▶ Written request
Return the listing below exactly, with the pictures dropped.

▶ Data excerpts
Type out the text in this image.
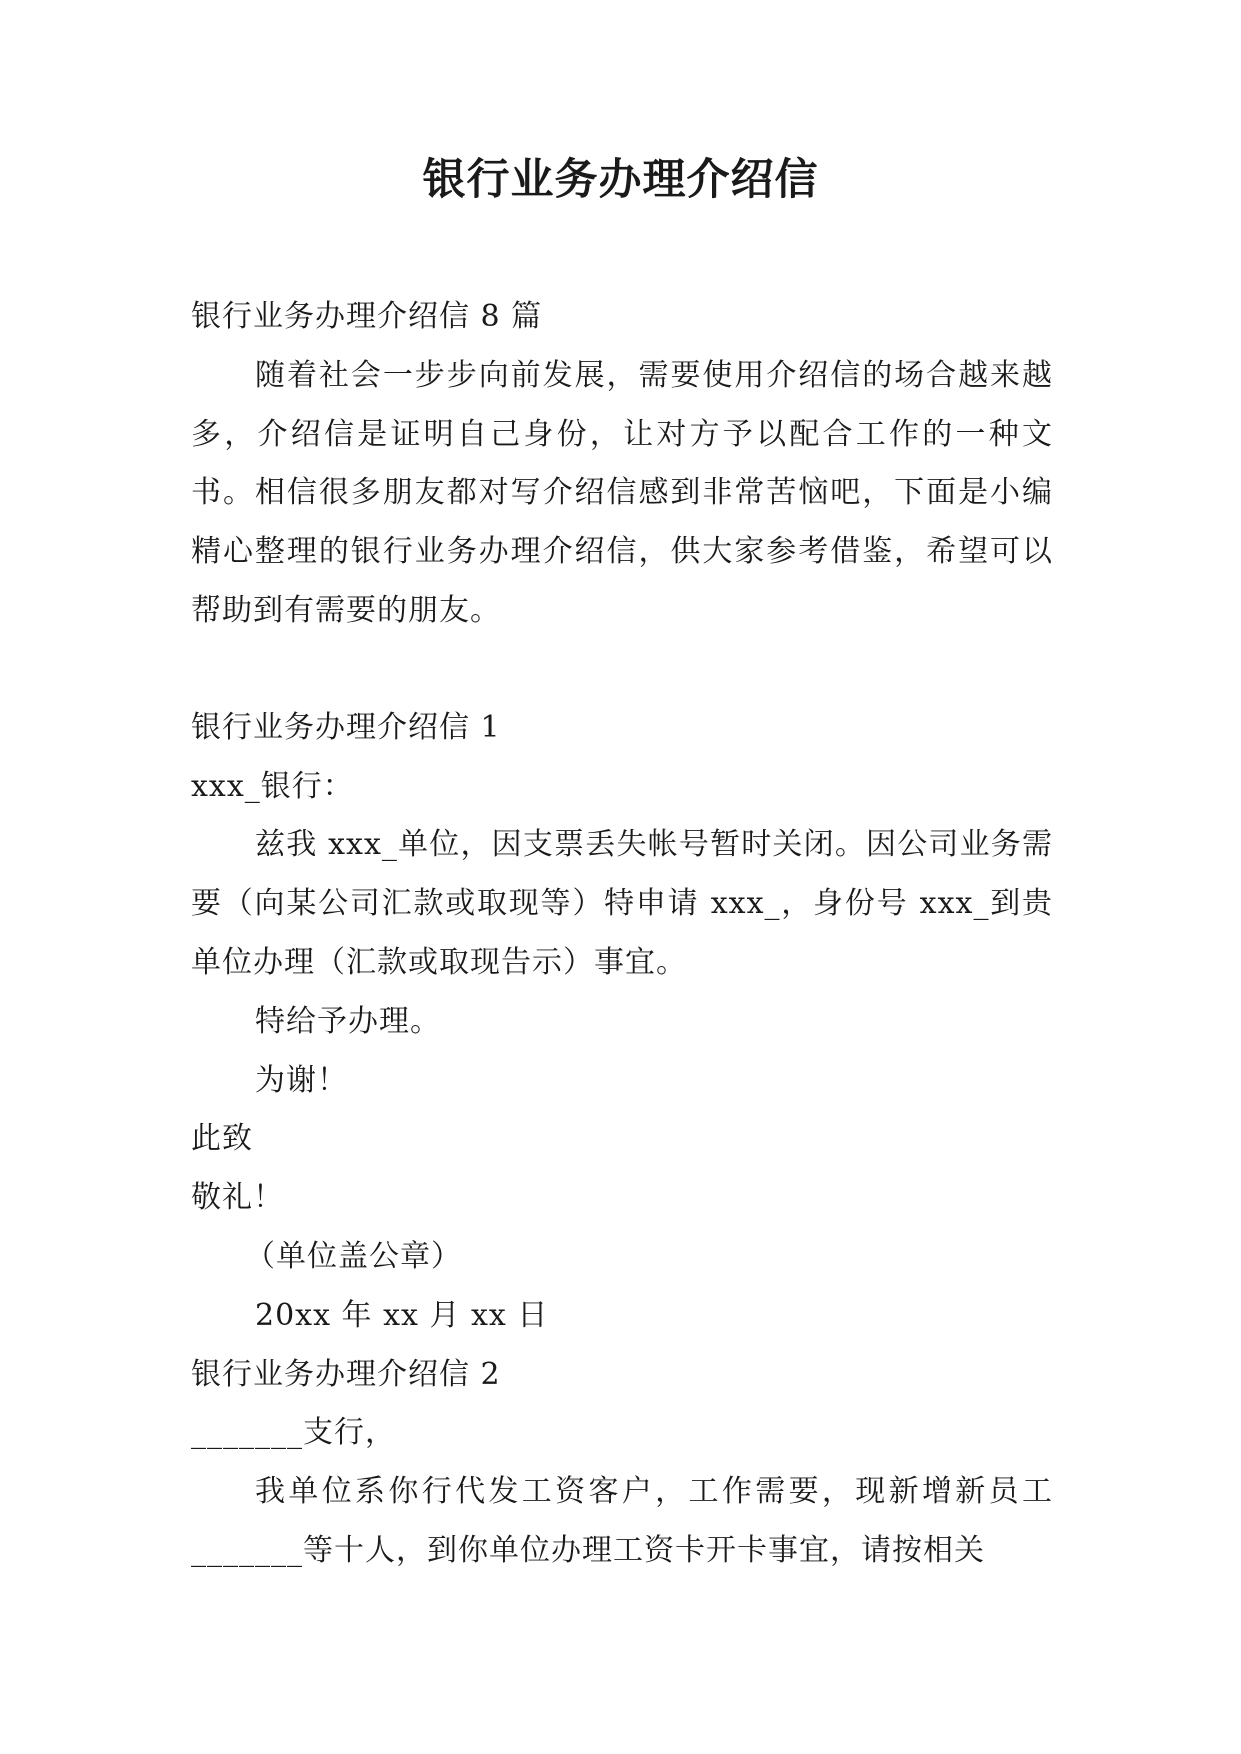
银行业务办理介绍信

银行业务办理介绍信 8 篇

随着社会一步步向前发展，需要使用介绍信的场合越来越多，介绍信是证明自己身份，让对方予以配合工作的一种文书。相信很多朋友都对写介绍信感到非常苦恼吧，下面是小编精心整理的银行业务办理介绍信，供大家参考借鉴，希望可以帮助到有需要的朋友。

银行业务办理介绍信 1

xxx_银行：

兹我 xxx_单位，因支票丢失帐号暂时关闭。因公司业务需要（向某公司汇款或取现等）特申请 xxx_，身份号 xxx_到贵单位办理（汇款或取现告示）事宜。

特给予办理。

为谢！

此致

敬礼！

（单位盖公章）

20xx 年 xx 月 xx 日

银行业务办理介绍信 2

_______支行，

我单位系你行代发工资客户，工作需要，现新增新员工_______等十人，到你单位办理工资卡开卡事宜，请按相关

▶ Task output
Type out the text in this image.
银行业务办理介绍信

银行业务办理介绍信 8 篇

随着社会一步步向前发展，需要使用介绍信的场合越来越多，介绍信是证明自己身份，让对方予以配合工作的一种文书。相信很多朋友都对写介绍信感到非常苦恼吧，下面是小编精心整理的银行业务办理介绍信，供大家参考借鉴，希望可以帮助到有需要的朋友。

银行业务办理介绍信 1

xxx_银行：

兹我 xxx_单位，因支票丢失帐号暂时关闭。因公司业务需要（向某公司汇款或取现等）特申请 xxx_，身份号 xxx_到贵单位办理（汇款或取现告示）事宜。

特给予办理。

为谢！

此致

敬礼！

（单位盖公章）

20xx 年 xx 月 xx 日

银行业务办理介绍信 2

_______支行，

我单位系你行代发工资客户，工作需要，现新增新员工_______等十人，到你单位办理工资卡开卡事宜，请按相关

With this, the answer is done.